Repeat, without any change, the entries presented below.

-=-=-

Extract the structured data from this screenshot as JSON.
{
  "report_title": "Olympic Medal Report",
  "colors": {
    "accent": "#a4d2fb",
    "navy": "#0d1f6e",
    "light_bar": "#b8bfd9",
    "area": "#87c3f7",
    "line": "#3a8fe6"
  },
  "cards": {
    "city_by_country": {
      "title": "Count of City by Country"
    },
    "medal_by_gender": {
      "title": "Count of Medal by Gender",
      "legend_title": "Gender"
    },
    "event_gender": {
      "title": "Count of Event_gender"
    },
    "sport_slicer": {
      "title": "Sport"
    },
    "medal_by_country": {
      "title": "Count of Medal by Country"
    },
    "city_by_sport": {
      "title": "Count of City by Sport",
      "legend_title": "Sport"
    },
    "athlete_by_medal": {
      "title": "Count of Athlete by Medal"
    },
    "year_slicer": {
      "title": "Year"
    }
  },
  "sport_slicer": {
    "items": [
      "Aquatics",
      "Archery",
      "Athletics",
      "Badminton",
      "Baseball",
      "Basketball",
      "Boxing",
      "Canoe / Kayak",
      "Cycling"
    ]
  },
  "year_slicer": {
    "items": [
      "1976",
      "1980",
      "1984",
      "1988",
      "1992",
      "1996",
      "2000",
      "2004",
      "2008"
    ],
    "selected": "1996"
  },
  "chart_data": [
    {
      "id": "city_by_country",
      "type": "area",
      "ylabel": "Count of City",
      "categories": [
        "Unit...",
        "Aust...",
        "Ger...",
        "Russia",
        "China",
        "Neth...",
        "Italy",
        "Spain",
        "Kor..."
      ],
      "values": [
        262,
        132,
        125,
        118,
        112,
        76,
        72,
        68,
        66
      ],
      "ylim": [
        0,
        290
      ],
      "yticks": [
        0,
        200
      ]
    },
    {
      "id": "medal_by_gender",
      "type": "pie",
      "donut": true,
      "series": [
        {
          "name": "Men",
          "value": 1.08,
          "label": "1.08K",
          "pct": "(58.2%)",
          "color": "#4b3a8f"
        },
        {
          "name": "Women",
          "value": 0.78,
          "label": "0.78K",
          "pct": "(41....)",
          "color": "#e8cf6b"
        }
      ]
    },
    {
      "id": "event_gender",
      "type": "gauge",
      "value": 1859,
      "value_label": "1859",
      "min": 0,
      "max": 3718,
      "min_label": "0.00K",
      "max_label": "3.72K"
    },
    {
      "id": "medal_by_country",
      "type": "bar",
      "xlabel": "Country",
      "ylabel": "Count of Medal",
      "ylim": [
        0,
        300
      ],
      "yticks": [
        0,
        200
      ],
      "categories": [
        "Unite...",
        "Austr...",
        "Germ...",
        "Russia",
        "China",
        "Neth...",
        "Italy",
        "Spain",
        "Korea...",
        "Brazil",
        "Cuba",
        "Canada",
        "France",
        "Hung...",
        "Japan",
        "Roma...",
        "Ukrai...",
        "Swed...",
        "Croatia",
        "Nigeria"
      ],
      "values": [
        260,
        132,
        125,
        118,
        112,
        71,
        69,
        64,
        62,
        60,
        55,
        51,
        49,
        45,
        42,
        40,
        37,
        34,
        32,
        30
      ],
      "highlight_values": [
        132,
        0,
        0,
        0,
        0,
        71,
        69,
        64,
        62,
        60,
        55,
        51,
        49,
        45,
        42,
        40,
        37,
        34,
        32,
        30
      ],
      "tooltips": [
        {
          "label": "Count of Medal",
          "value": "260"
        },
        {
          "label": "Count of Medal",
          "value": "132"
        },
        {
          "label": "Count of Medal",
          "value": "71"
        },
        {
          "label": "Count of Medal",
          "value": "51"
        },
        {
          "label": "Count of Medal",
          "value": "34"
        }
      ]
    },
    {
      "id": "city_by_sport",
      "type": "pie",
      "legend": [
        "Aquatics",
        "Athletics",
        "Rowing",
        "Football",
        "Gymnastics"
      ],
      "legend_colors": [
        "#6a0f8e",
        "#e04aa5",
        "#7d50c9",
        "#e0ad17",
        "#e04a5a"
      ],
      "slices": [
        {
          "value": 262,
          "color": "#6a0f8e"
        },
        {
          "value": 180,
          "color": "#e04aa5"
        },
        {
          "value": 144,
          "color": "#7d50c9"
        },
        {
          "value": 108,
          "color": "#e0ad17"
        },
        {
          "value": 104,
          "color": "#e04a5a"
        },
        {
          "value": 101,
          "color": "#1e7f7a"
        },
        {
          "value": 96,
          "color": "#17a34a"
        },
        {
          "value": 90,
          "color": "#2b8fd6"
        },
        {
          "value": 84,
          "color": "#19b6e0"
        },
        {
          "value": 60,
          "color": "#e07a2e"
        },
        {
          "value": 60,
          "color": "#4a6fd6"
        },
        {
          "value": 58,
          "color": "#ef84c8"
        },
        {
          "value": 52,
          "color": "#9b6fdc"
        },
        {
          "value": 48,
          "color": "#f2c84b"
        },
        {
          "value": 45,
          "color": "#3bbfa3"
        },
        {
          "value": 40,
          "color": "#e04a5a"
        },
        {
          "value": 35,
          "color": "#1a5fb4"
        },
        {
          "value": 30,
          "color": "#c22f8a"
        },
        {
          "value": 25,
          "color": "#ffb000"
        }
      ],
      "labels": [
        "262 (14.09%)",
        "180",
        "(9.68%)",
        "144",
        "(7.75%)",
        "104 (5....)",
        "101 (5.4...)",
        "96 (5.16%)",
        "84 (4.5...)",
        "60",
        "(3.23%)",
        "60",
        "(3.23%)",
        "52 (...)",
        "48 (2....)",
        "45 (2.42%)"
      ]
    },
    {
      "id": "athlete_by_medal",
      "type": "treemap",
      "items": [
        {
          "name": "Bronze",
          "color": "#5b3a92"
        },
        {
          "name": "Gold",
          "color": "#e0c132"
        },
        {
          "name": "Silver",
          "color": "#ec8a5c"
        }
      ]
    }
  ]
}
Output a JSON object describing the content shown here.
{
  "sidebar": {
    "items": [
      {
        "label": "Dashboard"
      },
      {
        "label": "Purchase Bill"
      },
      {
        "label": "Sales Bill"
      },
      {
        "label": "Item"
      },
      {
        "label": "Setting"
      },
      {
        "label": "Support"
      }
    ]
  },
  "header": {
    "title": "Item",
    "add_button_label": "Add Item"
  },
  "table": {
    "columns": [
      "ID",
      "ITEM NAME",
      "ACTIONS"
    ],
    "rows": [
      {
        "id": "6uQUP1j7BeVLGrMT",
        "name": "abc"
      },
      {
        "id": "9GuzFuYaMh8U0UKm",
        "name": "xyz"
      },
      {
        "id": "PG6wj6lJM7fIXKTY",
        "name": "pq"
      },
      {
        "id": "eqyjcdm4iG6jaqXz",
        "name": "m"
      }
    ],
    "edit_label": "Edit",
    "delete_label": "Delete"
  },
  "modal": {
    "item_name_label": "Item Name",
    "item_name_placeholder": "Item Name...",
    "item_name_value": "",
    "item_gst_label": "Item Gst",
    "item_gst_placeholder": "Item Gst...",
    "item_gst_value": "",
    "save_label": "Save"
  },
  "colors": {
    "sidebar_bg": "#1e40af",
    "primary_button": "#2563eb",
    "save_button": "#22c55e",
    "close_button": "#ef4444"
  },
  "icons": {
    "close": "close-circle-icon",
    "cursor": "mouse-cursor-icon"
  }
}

-=-=-

## ANSWER FOR THIS EXERCISE
Extract the structured data from this screenshot as JSON.
{
  "report_title": "Olympic Medal Report",
  "colors": {
    "accent": "#a4d2fb",
    "navy": "#0d1f6e",
    "light_bar": "#b8bfd9",
    "area": "#87c3f7",
    "line": "#3a8fe6"
  },
  "cards": {
    "city_by_country": {
      "title": "Count of City by Country"
    },
    "medal_by_gender": {
      "title": "Count of Medal by Gender",
      "legend_title": "Gender"
    },
    "event_gender": {
      "title": "Count of Event_gender"
    },
    "sport_slicer": {
      "title": "Sport"
    },
    "medal_by_country": {
      "title": "Count of Medal by Country"
    },
    "city_by_sport": {
      "title": "Count of City by Sport",
      "legend_title": "Sport"
    },
    "athlete_by_medal": {
      "title": "Count of Athlete by Medal"
    },
    "year_slicer": {
      "title": "Year"
    }
  },
  "sport_slicer": {
    "items": [
      "Aquatics",
      "Archery",
      "Athletics",
      "Badminton",
      "Baseball",
      "Basketball",
      "Boxing",
      "Canoe / Kayak",
      "Cycling"
    ]
  },
  "year_slicer": {
    "items": [
      "1976",
      "1980",
      "1984",
      "1988",
      "1992",
      "1996",
      "2000",
      "2004",
      "2008"
    ],
    "selected": "1996"
  },
  "chart_data": [
    {
      "id": "city_by_country",
      "type": "area",
      "ylabel": "Count of City",
      "categories": [
        "Unit...",
        "Aust...",
        "Ger...",
        "Russia",
        "China",
        "Neth...",
        "Italy",
        "Spain",
        "Kor..."
      ],
      "values": [
        262,
        132,
        125,
        118,
        112,
        76,
        72,
        68,
        66
      ],
      "ylim": [
        0,
        290
      ],
      "yticks": [
        0,
        200
      ]
    },
    {
      "id": "medal_by_gender",
      "type": "pie",
      "donut": true,
      "series": [
        {
          "name": "Men",
          "value": 1.08,
          "label": "1.08K",
          "pct": "(58.2%)",
          "color": "#4b3a8f"
        },
        {
          "name": "Women",
          "value": 0.78,
          "label": "0.78K",
          "pct": "(41....)",
          "color": "#e8cf6b"
        }
      ]
    },
    {
      "id": "event_gender",
      "type": "gauge",
      "value": 1859,
      "value_label": "1859",
      "min": 0,
      "max": 3718,
      "min_label": "0.00K",
      "max_label": "3.72K"
    },
    {
      "id": "medal_by_country",
      "type": "bar",
      "xlabel": "Country",
      "ylabel": "Count of Medal",
      "ylim": [
        0,
        300
      ],
      "yticks": [
        0,
        200
      ],
      "categories": [
        "Unite...",
        "Austr...",
        "Germ...",
        "Russia",
        "China",
        "Neth...",
        "Italy",
        "Spain",
        "Korea...",
        "Brazil",
        "Cuba",
        "Canada",
        "France",
        "Hung...",
        "Japan",
        "Roma...",
        "Ukrai...",
        "Swed...",
        "Croatia",
        "Nigeria"
      ],
      "values": [
        260,
        132,
        125,
        118,
        112,
        71,
        69,
        64,
        62,
        60,
        55,
        51,
        49,
        45,
        42,
        40,
        37,
        34,
        32,
        30
      ],
      "highlight_values": [
        132,
        0,
        0,
        0,
        0,
        71,
        69,
        64,
        62,
        60,
        55,
        51,
        49,
        45,
        42,
        40,
        37,
        34,
        32,
        30
      ],
      "tooltips": [
        {
          "label": "Count of Medal",
          "value": "260"
        },
        {
          "label": "Count of Medal",
          "value": "132"
        },
        {
          "label": "Count of Medal",
          "value": "71"
        },
        {
          "label": "Count of Medal",
          "value": "51"
        },
        {
          "label": "Count of Medal",
          "value": "34"
        }
      ]
    },
    {
      "id": "city_by_sport",
      "type": "pie",
      "legend": [
        "Aquatics",
        "Athletics",
        "Rowing",
        "Football",
        "Gymnastics"
      ],
      "legend_colors": [
        "#6a0f8e",
        "#e04aa5",
        "#7d50c9",
        "#e0ad17",
        "#e04a5a"
      ],
      "slices": [
        {
          "value": 262,
          "color": "#6a0f8e"
        },
        {
          "value": 180,
          "color": "#e04aa5"
        },
        {
          "value": 144,
          "color": "#7d50c9"
        },
        {
          "value": 108,
          "color": "#e0ad17"
        },
        {
          "value": 104,
          "color": "#e04a5a"
        },
        {
          "value": 101,
          "color": "#1e7f7a"
        },
        {
          "value": 96,
          "color": "#17a34a"
        },
        {
          "value": 90,
          "color": "#2b8fd6"
        },
        {
          "value": 84,
          "color": "#19b6e0"
        },
        {
          "value": 60,
          "color": "#e07a2e"
        },
        {
          "value": 60,
          "color": "#4a6fd6"
        },
        {
          "value": 58,
          "color": "#ef84c8"
        },
        {
          "value": 52,
          "color": "#9b6fdc"
        },
        {
          "value": 48,
          "color": "#f2c84b"
        },
        {
          "value": 45,
          "color": "#3bbfa3"
        },
        {
          "value": 40,
          "color": "#e04a5a"
        },
        {
          "value": 35,
          "color": "#1a5fb4"
        },
        {
          "value": 30,
          "color": "#c22f8a"
        },
        {
          "value": 25,
          "color": "#ffb000"
        }
      ],
      "labels": [
        "262 (14.09%)",
        "180",
        "(9.68%)",
        "144",
        "(7.75%)",
        "104 (5....)",
        "101 (5.4...)",
        "96 (5.16%)",
        "84 (4.5...)",
        "60",
        "(3.23%)",
        "60",
        "(3.23%)",
        "52 (...)",
        "48 (2....)",
        "45 (2.42%)"
      ]
    },
    {
      "id": "athlete_by_medal",
      "type": "treemap",
      "items": [
        {
          "name": "Bronze",
          "color": "#5b3a92"
        },
        {
          "name": "Gold",
          "color": "#e0c132"
        },
        {
          "name": "Silver",
          "color": "#ec8a5c"
        }
      ]
    }
  ]
}
Output a JSON object describing the content shown here.
{
  "sidebar": {
    "items": [
      {
        "label": "Dashboard"
      },
      {
        "label": "Purchase Bill"
      },
      {
        "label": "Sales Bill"
      },
      {
        "label": "Item"
      },
      {
        "label": "Setting"
      },
      {
        "label": "Support"
      }
    ]
  },
  "header": {
    "title": "Item",
    "add_button_label": "Add Item"
  },
  "table": {
    "columns": [
      "ID",
      "ITEM NAME",
      "ACTIONS"
    ],
    "rows": [
      {
        "id": "6uQUP1j7BeVLGrMT",
        "name": "abc"
      },
      {
        "id": "9GuzFuYaMh8U0UKm",
        "name": "xyz"
      },
      {
        "id": "PG6wj6lJM7fIXKTY",
        "name": "pq"
      },
      {
        "id": "eqyjcdm4iG6jaqXz",
        "name": "m"
      }
    ],
    "edit_label": "Edit",
    "delete_label": "Delete"
  },
  "modal": {
    "item_name_label": "Item Name",
    "item_name_placeholder": "Item Name...",
    "item_name_value": "",
    "item_gst_label": "Item Gst",
    "item_gst_placeholder": "Item Gst...",
    "item_gst_value": "",
    "save_label": "Save"
  },
  "colors": {
    "sidebar_bg": "#1e40af",
    "primary_button": "#2563eb",
    "save_button": "#22c55e",
    "close_button": "#ef4444"
  },
  "icons": {
    "close": "close-circle-icon",
    "cursor": "mouse-cursor-icon"
  }
}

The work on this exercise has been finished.